Repeat the data verbatim.
-- INFORMATION GIVEN start --
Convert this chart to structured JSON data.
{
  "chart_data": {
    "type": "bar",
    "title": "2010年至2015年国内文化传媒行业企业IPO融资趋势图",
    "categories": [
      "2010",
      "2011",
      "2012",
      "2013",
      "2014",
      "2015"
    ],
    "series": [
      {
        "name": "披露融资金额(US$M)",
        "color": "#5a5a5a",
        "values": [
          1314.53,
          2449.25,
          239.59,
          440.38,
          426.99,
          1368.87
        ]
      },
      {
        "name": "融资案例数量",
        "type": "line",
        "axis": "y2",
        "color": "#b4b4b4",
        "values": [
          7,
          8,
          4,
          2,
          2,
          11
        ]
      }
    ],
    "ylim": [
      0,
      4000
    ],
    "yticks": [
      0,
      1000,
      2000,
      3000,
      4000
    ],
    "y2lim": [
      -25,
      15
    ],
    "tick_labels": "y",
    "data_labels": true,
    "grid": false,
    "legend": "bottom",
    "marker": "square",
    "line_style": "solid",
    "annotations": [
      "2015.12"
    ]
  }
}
-- INFORMATION GIVEN end --
• _ANSWER TO THIS TASK_:
Convert this chart to structured JSON data.
{
  "chart_data": {
    "type": "bar",
    "title": "2010年至2015年国内文化传媒行业企业IPO融资趋势图",
    "categories": [
      "2010",
      "2011",
      "2012",
      "2013",
      "2014",
      "2015"
    ],
    "series": [
      {
        "name": "披露融资金额(US$M)",
        "color": "#5a5a5a",
        "values": [
          1314.53,
          2449.25,
          239.59,
          440.38,
          426.99,
          1368.87
        ]
      },
      {
        "name": "融资案例数量",
        "type": "line",
        "axis": "y2",
        "color": "#b4b4b4",
        "values": [
          7,
          8,
          4,
          2,
          2,
          11
        ]
      }
    ],
    "ylim": [
      0,
      4000
    ],
    "yticks": [
      0,
      1000,
      2000,
      3000,
      4000
    ],
    "y2lim": [
      -25,
      15
    ],
    "tick_labels": "y",
    "data_labels": true,
    "grid": false,
    "legend": "bottom",
    "marker": "square",
    "line_style": "solid",
    "annotations": [
      "2015.12"
    ]
  }
}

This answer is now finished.